[Data extracted from a collection]
■ ■ ■ ■

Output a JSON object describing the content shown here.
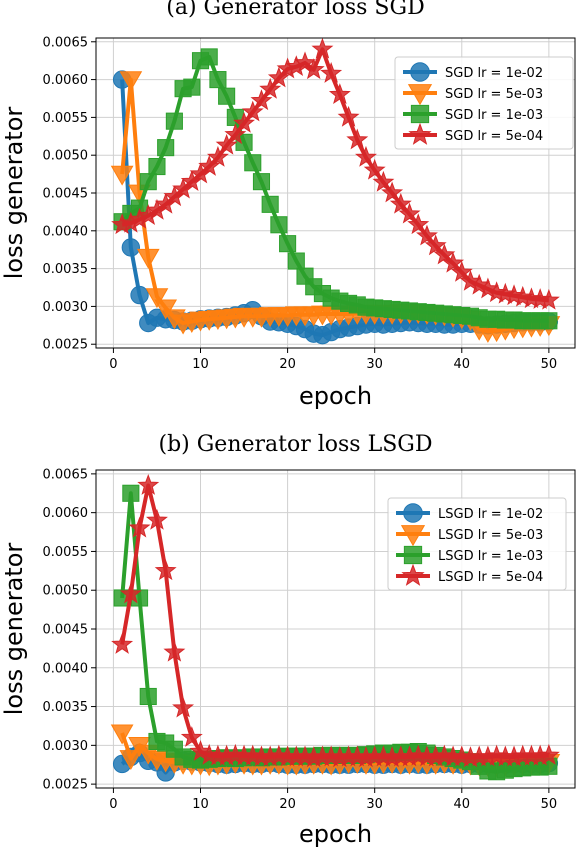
{
  "chart_data": [
    {
      "type": "line",
      "title": "(a) Generator loss SGD",
      "xlabel": "epoch",
      "ylabel": "loss generator",
      "xlim": [
        -2,
        53
      ],
      "ylim": [
        0.00245,
        0.00655
      ],
      "xticks": [
        "0",
        "10",
        "20",
        "30",
        "40",
        "50"
      ],
      "yticks": [
        "0.0025",
        "0.0030",
        "0.0035",
        "0.0040",
        "0.0045",
        "0.0050",
        "0.0055",
        "0.0060",
        "0.0065"
      ],
      "grid": true,
      "legend_position": "top-right",
      "series": [
        {
          "name": "SGD lr = 1e-02",
          "color": "#1f77b4",
          "marker": "circle",
          "values": [
            0.006,
            0.00378,
            0.00315,
            0.00278,
            0.00285,
            0.00283,
            0.00282,
            0.0028,
            0.00281,
            0.00283,
            0.00284,
            0.00285,
            0.00286,
            0.00288,
            0.00291,
            0.00295,
            0.00287,
            0.0028,
            0.00279,
            0.00277,
            0.00274,
            0.0027,
            0.00264,
            0.00262,
            0.00266,
            0.0027,
            0.00272,
            0.00274,
            0.00276,
            0.00277,
            0.00276,
            0.00277,
            0.00278,
            0.00279,
            0.00278,
            0.00277,
            0.00277,
            0.00276,
            0.00276,
            0.00277,
            0.00277,
            0.00276,
            0.00275,
            0.00276,
            0.00277,
            0.00278,
            0.00279,
            0.00279,
            0.00279,
            0.0028
          ]
        },
        {
          "name": "SGD lr = 5e-03",
          "color": "#ff7f0e",
          "marker": "triangle-down",
          "values": [
            0.00475,
            0.006,
            0.0045,
            0.00365,
            0.00313,
            0.00298,
            0.00285,
            0.00278,
            0.0028,
            0.00282,
            0.00283,
            0.00284,
            0.00285,
            0.00286,
            0.00287,
            0.00287,
            0.00287,
            0.00288,
            0.00288,
            0.00288,
            0.00289,
            0.00289,
            0.00289,
            0.0029,
            0.0029,
            0.0029,
            0.0029,
            0.00291,
            0.00291,
            0.00291,
            0.00291,
            0.00291,
            0.00292,
            0.00292,
            0.00292,
            0.00291,
            0.0029,
            0.00289,
            0.00287,
            0.00285,
            0.00283,
            0.0027,
            0.00267,
            0.00268,
            0.0027,
            0.00272,
            0.00273,
            0.00274,
            0.00275,
            0.00276
          ]
        },
        {
          "name": "SGD lr = 1e-03",
          "color": "#2ca02c",
          "marker": "square",
          "values": [
            0.00412,
            0.00423,
            0.0043,
            0.00465,
            0.00485,
            0.0051,
            0.00545,
            0.00588,
            0.0059,
            0.00625,
            0.0063,
            0.006,
            0.00578,
            0.0055,
            0.00517,
            0.0049,
            0.00465,
            0.00435,
            0.00408,
            0.00383,
            0.0036,
            0.0034,
            0.00326,
            0.00317,
            0.00311,
            0.00307,
            0.00304,
            0.00302,
            0.00299,
            0.00298,
            0.00297,
            0.00296,
            0.00295,
            0.00294,
            0.00293,
            0.00292,
            0.00291,
            0.0029,
            0.00289,
            0.00288,
            0.00287,
            0.00285,
            0.00283,
            0.00283,
            0.00282,
            0.00282,
            0.00281,
            0.00281,
            0.00281,
            0.00281
          ]
        },
        {
          "name": "SGD lr = 5e-04",
          "color": "#d62728",
          "marker": "star",
          "values": [
            0.00408,
            0.0041,
            0.00415,
            0.0042,
            0.00427,
            0.00435,
            0.00445,
            0.00455,
            0.00465,
            0.00475,
            0.00485,
            0.00497,
            0.00513,
            0.00527,
            0.00542,
            0.00557,
            0.00572,
            0.00587,
            0.00602,
            0.00614,
            0.00617,
            0.00622,
            0.00613,
            0.0064,
            0.00608,
            0.0058,
            0.0055,
            0.0052,
            0.00497,
            0.0048,
            0.00464,
            0.0045,
            0.00435,
            0.00422,
            0.00408,
            0.00393,
            0.0038,
            0.00368,
            0.00357,
            0.00345,
            0.00333,
            0.00328,
            0.00323,
            0.00318,
            0.00316,
            0.00314,
            0.00312,
            0.0031,
            0.00309,
            0.00308
          ]
        }
      ]
    },
    {
      "type": "line",
      "title": "(b) Generator loss LSGD",
      "xlabel": "epoch",
      "ylabel": "loss generator",
      "xlim": [
        -2,
        53
      ],
      "ylim": [
        0.00245,
        0.00655
      ],
      "xticks": [
        "0",
        "10",
        "20",
        "30",
        "40",
        "50"
      ],
      "yticks": [
        "0.0025",
        "0.0030",
        "0.0035",
        "0.0040",
        "0.0045",
        "0.0050",
        "0.0055",
        "0.0060",
        "0.0065"
      ],
      "grid": true,
      "legend_position": "top-right",
      "series": [
        {
          "name": "LSGD lr = 1e-02",
          "color": "#1f77b4",
          "marker": "circle",
          "values": [
            0.00276,
            0.00285,
            0.0029,
            0.0028,
            0.00278,
            0.00265,
            0.00278,
            0.0028,
            0.00279,
            0.00278,
            0.00277,
            0.00276,
            0.00275,
            0.00276,
            0.00277,
            0.00276,
            0.00276,
            0.00277,
            0.00276,
            0.00275,
            0.00275,
            0.00275,
            0.00276,
            0.00276,
            0.00275,
            0.00275,
            0.00275,
            0.00276,
            0.00276,
            0.00275,
            0.00275,
            0.00276,
            0.00275,
            0.00276,
            0.00275,
            0.00275,
            0.00276,
            0.00276,
            0.00276,
            0.00275,
            0.00276,
            0.00276,
            0.00276,
            0.00275,
            0.00275,
            0.00276,
            0.00276,
            0.00276,
            0.00276,
            0.00277
          ]
        },
        {
          "name": "LSGD lr = 5e-03",
          "color": "#ff7f0e",
          "marker": "triangle-down",
          "values": [
            0.00316,
            0.00283,
            0.003,
            0.0029,
            0.00282,
            0.0028,
            0.00278,
            0.00277,
            0.00276,
            0.00276,
            0.00275,
            0.00276,
            0.00277,
            0.00278,
            0.00277,
            0.00276,
            0.00276,
            0.00277,
            0.00277,
            0.00276,
            0.00276,
            0.00277,
            0.00277,
            0.00277,
            0.00276,
            0.00277,
            0.00278,
            0.00278,
            0.00277,
            0.00277,
            0.00278,
            0.00278,
            0.00277,
            0.00277,
            0.00278,
            0.00277,
            0.00277,
            0.00278,
            0.00277,
            0.00277,
            0.00276,
            0.00275,
            0.00274,
            0.00274,
            0.00275,
            0.00276,
            0.00276,
            0.00277,
            0.00277,
            0.00278
          ]
        },
        {
          "name": "LSGD lr = 1e-03",
          "color": "#2ca02c",
          "marker": "square",
          "values": [
            0.0049,
            0.00625,
            0.0049,
            0.00363,
            0.00305,
            0.00303,
            0.00295,
            0.00285,
            0.00282,
            0.00281,
            0.00282,
            0.00283,
            0.00284,
            0.00283,
            0.00284,
            0.00285,
            0.00284,
            0.00285,
            0.00285,
            0.00286,
            0.00286,
            0.00286,
            0.00286,
            0.00287,
            0.00287,
            0.00287,
            0.00287,
            0.00287,
            0.00288,
            0.00289,
            0.0029,
            0.0029,
            0.00291,
            0.00291,
            0.00292,
            0.0029,
            0.00287,
            0.00285,
            0.00283,
            0.00281,
            0.00279,
            0.00273,
            0.00267,
            0.00266,
            0.00268,
            0.0027,
            0.00271,
            0.00272,
            0.00272,
            0.00273
          ]
        },
        {
          "name": "LSGD lr = 5e-04",
          "color": "#d62728",
          "marker": "star",
          "values": [
            0.0043,
            0.00495,
            0.0058,
            0.00635,
            0.0059,
            0.00525,
            0.0042,
            0.00348,
            0.0031,
            0.00292,
            0.00287,
            0.00286,
            0.00286,
            0.00287,
            0.00286,
            0.00286,
            0.00285,
            0.00285,
            0.00286,
            0.00285,
            0.00285,
            0.00285,
            0.00284,
            0.00285,
            0.00285,
            0.00284,
            0.00285,
            0.00285,
            0.00284,
            0.00285,
            0.00285,
            0.00284,
            0.00285,
            0.00285,
            0.00286,
            0.00285,
            0.00285,
            0.00286,
            0.00285,
            0.00285,
            0.00284,
            0.00285,
            0.00285,
            0.00286,
            0.00285,
            0.00285,
            0.00286,
            0.00286,
            0.00286,
            0.00287
          ]
        }
      ]
    }
  ]
}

■ ■ ■ ■

**Aim**
Show all lines from the records above where the word "LSGD" occurs.

**Task result**
      "title": "(b) Generator loss LSGD",
          "name": "LSGD lr = 1e-02",
          "name": "LSGD lr = 5e-03",
          "name": "LSGD lr = 1e-03",
          "name": "LSGD lr = 5e-04",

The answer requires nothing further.